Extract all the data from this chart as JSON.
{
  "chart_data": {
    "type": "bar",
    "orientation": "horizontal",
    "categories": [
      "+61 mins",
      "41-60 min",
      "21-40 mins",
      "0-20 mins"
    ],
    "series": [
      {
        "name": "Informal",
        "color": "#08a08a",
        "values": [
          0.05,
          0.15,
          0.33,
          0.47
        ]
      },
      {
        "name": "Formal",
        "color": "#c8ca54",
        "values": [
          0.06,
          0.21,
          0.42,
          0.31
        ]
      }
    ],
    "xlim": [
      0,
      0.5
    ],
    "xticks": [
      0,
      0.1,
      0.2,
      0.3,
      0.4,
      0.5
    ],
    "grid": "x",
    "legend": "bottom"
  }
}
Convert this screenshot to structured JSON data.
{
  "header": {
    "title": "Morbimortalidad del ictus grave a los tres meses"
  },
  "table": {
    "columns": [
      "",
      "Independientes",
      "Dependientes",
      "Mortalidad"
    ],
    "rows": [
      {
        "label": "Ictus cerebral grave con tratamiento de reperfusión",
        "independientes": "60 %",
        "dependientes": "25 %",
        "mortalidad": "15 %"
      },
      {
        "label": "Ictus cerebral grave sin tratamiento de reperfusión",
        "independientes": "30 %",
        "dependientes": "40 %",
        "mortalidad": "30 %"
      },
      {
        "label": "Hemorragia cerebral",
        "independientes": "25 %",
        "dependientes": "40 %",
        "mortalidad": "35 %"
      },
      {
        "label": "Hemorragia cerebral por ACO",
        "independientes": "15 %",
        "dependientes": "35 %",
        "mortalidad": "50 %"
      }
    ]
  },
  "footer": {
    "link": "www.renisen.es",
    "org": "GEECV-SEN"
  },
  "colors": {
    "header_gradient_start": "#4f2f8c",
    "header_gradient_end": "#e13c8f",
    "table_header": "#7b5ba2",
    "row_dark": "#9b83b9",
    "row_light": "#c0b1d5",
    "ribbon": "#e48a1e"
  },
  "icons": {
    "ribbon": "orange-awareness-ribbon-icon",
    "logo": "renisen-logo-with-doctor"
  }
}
------------
Short exercise:
Repeat every record, exactly as written.

Complete answer:
Extract all the data from this chart as JSON.
{
  "chart_data": {
    "type": "bar",
    "orientation": "horizontal",
    "categories": [
      "+61 mins",
      "41-60 min",
      "21-40 mins",
      "0-20 mins"
    ],
    "series": [
      {
        "name": "Informal",
        "color": "#08a08a",
        "values": [
          0.05,
          0.15,
          0.33,
          0.47
        ]
      },
      {
        "name": "Formal",
        "color": "#c8ca54",
        "values": [
          0.06,
          0.21,
          0.42,
          0.31
        ]
      }
    ],
    "xlim": [
      0,
      0.5
    ],
    "xticks": [
      0,
      0.1,
      0.2,
      0.3,
      0.4,
      0.5
    ],
    "grid": "x",
    "legend": "bottom"
  }
}
Convert this screenshot to structured JSON data.
{
  "header": {
    "title": "Morbimortalidad del ictus grave a los tres meses"
  },
  "table": {
    "columns": [
      "",
      "Independientes",
      "Dependientes",
      "Mortalidad"
    ],
    "rows": [
      {
        "label": "Ictus cerebral grave con tratamiento de reperfusión",
        "independientes": "60 %",
        "dependientes": "25 %",
        "mortalidad": "15 %"
      },
      {
        "label": "Ictus cerebral grave sin tratamiento de reperfusión",
        "independientes": "30 %",
        "dependientes": "40 %",
        "mortalidad": "30 %"
      },
      {
        "label": "Hemorragia cerebral",
        "independientes": "25 %",
        "dependientes": "40 %",
        "mortalidad": "35 %"
      },
      {
        "label": "Hemorragia cerebral por ACO",
        "independientes": "15 %",
        "dependientes": "35 %",
        "mortalidad": "50 %"
      }
    ]
  },
  "footer": {
    "link": "www.renisen.es",
    "org": "GEECV-SEN"
  },
  "colors": {
    "header_gradient_start": "#4f2f8c",
    "header_gradient_end": "#e13c8f",
    "table_header": "#7b5ba2",
    "row_dark": "#9b83b9",
    "row_light": "#c0b1d5",
    "ribbon": "#e48a1e"
  },
  "icons": {
    "ribbon": "orange-awareness-ribbon-icon",
    "logo": "renisen-logo-with-doctor"
  }
}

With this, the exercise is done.